• _Work to be completed_:
In the profile of Jennifer Burchett, what position did she begin at St. Scholastica Monastery in March 2018?

• _Selected text_:
FORT SMITH — Jennifer Burchett’s spiritual journey to Catholicism began in March 2018 when she began working as the communications director of St. Scholastica Monastery.
She brought extensive experience in non-profit organizations but feared her lack of knowledge about Catholicism, and churches in general, might be an obstacle to her success.
“I wasn’t raised in a religious home,” Burchett said. “When I was in junior high school, I went to a Baptist church in Lubbock with a school friend for a few years and was baptized. My faith was very much tied to my Bible, which had so many notes scribbled in it. The ideals in the Bible were a part of me even when I stopped going to church.”
As a wife and mother of twins River and Mya, now 8, and Shiloh, 6, Burchett and her husband Jonathan would talk about God, spirituality and faith. They identified with God most in nature, often going on Sunday morning hikes and outings to parks. They brought their children to community service projects and stressed the importance of doing good in the world and linking work to prayer.

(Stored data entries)
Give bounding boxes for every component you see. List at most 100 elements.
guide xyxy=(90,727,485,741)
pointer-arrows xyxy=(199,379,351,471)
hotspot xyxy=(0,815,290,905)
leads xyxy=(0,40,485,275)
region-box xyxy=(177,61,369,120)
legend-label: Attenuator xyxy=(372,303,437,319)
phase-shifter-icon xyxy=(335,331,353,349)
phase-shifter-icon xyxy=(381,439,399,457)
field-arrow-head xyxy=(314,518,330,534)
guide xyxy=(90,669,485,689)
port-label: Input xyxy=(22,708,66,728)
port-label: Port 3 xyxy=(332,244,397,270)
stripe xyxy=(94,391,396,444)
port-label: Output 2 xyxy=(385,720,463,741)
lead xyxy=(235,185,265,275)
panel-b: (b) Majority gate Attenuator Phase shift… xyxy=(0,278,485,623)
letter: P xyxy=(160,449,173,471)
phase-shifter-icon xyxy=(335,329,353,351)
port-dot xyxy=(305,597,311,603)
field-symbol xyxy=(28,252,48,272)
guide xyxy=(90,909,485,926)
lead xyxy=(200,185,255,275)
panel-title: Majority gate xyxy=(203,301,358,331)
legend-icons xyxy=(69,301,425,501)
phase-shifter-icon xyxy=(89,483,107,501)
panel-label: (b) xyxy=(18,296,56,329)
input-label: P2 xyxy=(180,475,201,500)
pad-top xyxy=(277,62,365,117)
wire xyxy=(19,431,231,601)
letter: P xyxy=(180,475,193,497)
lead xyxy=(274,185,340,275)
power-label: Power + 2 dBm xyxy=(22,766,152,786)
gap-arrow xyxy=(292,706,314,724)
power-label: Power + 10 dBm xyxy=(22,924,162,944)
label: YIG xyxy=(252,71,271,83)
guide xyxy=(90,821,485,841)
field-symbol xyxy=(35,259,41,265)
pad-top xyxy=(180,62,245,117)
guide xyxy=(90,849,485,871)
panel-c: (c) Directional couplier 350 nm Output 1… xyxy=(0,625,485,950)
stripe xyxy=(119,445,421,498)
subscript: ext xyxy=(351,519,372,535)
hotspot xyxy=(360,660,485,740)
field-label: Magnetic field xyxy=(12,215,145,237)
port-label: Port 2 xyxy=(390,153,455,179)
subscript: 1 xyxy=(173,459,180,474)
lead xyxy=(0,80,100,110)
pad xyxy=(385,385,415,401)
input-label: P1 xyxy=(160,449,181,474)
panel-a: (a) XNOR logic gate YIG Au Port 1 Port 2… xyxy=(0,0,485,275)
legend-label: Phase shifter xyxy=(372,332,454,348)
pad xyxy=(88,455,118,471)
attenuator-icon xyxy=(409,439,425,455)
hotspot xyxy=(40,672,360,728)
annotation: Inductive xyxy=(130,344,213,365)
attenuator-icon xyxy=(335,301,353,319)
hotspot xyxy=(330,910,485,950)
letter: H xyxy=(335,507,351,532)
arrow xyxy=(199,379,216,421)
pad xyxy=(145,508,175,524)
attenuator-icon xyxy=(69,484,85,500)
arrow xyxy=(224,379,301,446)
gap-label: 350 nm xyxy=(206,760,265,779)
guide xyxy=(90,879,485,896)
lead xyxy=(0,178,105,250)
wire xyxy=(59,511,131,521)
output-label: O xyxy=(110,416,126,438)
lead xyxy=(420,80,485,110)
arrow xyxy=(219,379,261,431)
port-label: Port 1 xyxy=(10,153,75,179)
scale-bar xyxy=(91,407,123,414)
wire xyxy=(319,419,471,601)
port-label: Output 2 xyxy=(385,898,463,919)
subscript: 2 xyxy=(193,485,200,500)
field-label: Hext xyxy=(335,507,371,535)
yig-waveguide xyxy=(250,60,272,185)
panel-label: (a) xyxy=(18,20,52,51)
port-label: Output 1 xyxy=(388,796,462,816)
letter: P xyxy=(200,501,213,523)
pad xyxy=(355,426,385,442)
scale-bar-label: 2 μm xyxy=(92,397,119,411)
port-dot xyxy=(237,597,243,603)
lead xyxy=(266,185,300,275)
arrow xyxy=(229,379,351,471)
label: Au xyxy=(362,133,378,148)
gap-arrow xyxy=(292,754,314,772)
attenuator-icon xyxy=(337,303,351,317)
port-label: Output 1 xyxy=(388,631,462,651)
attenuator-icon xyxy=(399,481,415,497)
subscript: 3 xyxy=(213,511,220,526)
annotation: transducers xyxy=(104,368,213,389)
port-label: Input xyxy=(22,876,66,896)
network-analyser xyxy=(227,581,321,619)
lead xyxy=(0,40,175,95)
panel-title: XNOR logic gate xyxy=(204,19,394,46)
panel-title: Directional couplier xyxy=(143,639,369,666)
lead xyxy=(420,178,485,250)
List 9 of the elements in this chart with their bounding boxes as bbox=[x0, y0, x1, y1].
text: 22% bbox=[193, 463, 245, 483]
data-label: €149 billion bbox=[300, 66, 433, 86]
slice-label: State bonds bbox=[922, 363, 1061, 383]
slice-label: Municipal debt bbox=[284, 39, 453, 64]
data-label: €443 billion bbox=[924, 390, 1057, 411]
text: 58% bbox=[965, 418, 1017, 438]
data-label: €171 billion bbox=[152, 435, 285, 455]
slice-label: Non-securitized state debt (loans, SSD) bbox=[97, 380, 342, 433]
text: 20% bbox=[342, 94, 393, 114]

• _Exercise solution_:
She became the monastery's communications director.